● OBJECTIVE: Reproduce each record below exactly as written.

** Begin EXTRACTED DATA **

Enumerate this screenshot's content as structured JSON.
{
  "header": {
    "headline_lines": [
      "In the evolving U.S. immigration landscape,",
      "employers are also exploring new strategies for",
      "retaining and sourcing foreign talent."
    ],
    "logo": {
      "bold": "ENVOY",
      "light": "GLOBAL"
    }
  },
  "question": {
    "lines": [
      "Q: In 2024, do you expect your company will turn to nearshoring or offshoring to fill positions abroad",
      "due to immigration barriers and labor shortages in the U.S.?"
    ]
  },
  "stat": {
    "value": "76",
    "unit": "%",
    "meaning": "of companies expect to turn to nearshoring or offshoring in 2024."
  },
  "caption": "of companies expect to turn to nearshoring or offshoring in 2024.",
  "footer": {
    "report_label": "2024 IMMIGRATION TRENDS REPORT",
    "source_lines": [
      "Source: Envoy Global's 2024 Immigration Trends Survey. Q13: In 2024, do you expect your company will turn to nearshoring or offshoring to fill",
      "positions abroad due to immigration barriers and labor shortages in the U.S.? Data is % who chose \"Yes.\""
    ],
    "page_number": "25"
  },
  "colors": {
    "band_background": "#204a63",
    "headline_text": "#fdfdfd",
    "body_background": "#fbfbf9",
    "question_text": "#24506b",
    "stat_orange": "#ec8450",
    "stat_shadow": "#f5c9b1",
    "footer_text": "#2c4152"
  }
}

** End EXTRACTED DATA **

● ANSWER TO THIS PROBLEM:
Enumerate this screenshot's content as structured JSON.
{
  "header": {
    "headline_lines": [
      "In the evolving U.S. immigration landscape,",
      "employers are also exploring new strategies for",
      "retaining and sourcing foreign talent."
    ],
    "logo": {
      "bold": "ENVOY",
      "light": "GLOBAL"
    }
  },
  "question": {
    "lines": [
      "Q: In 2024, do you expect your company will turn to nearshoring or offshoring to fill positions abroad",
      "due to immigration barriers and labor shortages in the U.S.?"
    ]
  },
  "stat": {
    "value": "76",
    "unit": "%",
    "meaning": "of companies expect to turn to nearshoring or offshoring in 2024."
  },
  "caption": "of companies expect to turn to nearshoring or offshoring in 2024.",
  "footer": {
    "report_label": "2024 IMMIGRATION TRENDS REPORT",
    "source_lines": [
      "Source: Envoy Global's 2024 Immigration Trends Survey. Q13: In 2024, do you expect your company will turn to nearshoring or offshoring to fill",
      "positions abroad due to immigration barriers and labor shortages in the U.S.? Data is % who chose \"Yes.\""
    ],
    "page_number": "25"
  },
  "colors": {
    "band_background": "#204a63",
    "headline_text": "#fdfdfd",
    "body_background": "#fbfbf9",
    "question_text": "#24506b",
    "stat_orange": "#ec8450",
    "stat_shadow": "#f5c9b1",
    "footer_text": "#2c4152"
  }
}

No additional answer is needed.